**Objectives:**
A - List every racing driver named in the Daytona history passage.
B - Write out the stretch of the Daytona history passage from "Editor’s Note: The" through "you here. Enjoy!".
C - According to the Daytona history passage, why were restrictor plates added to all cars?

**Passage provided:**
******************************

Editor’s Note: The following is part five of Matt McLaughlin’s 11-part series on the history of racing at Daytona. Miss the first four editions? Don’t worry… we have the links for you here. Enjoy!
Part One
Part Two
Part Three
Part Four
The Grand National Circuit, in the process of becoming Winston Cup, was very different than it had been when the drivers and teams had been there in 1970. The Factory Wars were over: Ford had announced it would not run any factory teams in 1971, and Chrysler was supporting only two cars, Richard Petty in a Plymouth and Buddy Baker in a Petty Enterprises Dodge. Among those left out in the cold as a result was Bobby Isaac, who had claimed the 1970 championship for Dodge.
NASCAR had some new rules as well; The winged Mopars were all but banned, with a rule stating they had to run a 305 cubic inch engine as opposed to the 426 and 429 big blocks of the time in other cars. Restrictor plates had also been added between the carbs and manifolds of all cars to slow them down, as the speeds were once again beyond the capabilities of tires of the time.

******************************

Element position data:
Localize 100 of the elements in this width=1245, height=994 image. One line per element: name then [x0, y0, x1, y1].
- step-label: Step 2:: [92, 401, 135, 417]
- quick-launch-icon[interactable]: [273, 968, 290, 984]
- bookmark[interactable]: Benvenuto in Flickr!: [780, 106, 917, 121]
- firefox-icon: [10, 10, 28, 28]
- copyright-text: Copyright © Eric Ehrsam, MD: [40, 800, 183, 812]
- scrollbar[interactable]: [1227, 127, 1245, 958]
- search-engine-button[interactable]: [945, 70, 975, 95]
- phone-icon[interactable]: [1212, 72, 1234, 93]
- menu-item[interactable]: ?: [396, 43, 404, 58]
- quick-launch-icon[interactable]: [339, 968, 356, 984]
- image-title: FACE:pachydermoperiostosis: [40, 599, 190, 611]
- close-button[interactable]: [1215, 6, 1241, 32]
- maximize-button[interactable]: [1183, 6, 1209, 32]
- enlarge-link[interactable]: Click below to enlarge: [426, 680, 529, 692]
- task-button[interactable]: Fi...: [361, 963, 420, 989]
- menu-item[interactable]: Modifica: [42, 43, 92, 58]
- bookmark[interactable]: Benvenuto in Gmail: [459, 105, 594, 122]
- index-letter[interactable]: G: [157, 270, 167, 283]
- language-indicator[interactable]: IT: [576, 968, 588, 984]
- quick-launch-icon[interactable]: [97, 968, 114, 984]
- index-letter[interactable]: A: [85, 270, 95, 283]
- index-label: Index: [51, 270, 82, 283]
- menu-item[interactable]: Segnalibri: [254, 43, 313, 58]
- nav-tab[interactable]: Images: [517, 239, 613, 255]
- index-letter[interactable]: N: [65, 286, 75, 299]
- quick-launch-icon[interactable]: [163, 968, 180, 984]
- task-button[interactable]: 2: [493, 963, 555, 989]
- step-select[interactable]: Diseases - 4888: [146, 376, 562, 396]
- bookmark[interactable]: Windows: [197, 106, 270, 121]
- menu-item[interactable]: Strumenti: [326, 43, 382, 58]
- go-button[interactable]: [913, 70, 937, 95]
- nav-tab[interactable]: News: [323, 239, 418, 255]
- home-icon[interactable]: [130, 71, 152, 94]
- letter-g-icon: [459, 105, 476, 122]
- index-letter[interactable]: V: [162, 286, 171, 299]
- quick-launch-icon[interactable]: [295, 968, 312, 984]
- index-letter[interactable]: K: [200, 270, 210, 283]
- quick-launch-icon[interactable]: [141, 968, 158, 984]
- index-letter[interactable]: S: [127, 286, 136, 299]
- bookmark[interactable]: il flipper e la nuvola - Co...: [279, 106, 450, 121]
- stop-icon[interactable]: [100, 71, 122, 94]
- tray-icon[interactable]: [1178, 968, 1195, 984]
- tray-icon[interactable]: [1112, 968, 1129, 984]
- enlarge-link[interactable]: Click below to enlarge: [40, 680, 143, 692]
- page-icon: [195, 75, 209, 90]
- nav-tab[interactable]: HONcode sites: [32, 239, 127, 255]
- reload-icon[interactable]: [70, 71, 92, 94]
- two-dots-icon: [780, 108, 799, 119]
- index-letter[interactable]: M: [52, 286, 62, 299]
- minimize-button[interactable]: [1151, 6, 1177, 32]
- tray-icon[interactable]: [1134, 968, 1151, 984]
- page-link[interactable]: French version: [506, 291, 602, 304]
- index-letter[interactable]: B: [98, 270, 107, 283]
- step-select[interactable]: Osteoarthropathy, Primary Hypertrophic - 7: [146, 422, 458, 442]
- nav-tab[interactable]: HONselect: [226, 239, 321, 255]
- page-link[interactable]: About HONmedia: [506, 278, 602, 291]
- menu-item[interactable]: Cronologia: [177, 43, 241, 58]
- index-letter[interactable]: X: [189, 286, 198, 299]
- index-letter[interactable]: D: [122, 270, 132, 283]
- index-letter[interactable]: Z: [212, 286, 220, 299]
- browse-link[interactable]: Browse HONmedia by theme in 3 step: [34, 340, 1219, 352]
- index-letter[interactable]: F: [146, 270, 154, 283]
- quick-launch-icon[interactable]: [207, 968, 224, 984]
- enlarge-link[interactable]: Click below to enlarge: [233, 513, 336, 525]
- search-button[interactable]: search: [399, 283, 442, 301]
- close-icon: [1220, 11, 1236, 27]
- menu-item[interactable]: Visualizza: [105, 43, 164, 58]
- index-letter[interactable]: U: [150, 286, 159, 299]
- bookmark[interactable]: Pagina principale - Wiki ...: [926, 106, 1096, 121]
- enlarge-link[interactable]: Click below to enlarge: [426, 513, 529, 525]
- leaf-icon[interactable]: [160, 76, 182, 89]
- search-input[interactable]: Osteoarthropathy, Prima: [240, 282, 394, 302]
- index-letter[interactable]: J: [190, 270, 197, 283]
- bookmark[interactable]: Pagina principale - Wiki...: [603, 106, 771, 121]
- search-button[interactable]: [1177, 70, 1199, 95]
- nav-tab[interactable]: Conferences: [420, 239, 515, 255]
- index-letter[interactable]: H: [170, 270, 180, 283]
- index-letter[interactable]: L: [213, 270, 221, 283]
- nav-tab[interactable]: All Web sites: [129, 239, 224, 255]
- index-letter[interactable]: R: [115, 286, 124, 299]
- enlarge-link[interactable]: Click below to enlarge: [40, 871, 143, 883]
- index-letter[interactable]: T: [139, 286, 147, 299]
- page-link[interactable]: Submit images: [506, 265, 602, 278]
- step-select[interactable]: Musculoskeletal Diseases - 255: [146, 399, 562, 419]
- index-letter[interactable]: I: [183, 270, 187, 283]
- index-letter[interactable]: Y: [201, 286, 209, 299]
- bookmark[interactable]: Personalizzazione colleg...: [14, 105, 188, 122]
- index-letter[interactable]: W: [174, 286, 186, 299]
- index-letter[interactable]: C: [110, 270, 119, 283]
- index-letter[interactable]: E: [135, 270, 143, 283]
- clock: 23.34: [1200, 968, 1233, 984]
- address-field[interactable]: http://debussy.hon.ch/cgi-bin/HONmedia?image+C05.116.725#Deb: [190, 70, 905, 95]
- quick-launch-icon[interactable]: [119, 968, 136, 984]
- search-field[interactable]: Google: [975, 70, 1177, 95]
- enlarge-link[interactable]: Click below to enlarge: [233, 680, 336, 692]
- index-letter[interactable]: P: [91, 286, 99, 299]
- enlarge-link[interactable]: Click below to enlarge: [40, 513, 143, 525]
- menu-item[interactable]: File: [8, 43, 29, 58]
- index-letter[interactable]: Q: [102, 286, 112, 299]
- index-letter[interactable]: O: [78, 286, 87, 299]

******************************

**Responses to the exercise:**
A - Richard Petty, Buddy Baker, Bobby Isaac

B -
Editor’s Note: The following is part five of Matt McLaughlin’s 11-part series on the history of racing at Daytona. Miss the first four editions? Don’t worry… we have the links for you here. Enjoy!

C - Restrictor plates were added between the carbs and manifolds to slow the cars down. Speeds had once again gone beyond what the tires of the time could handle.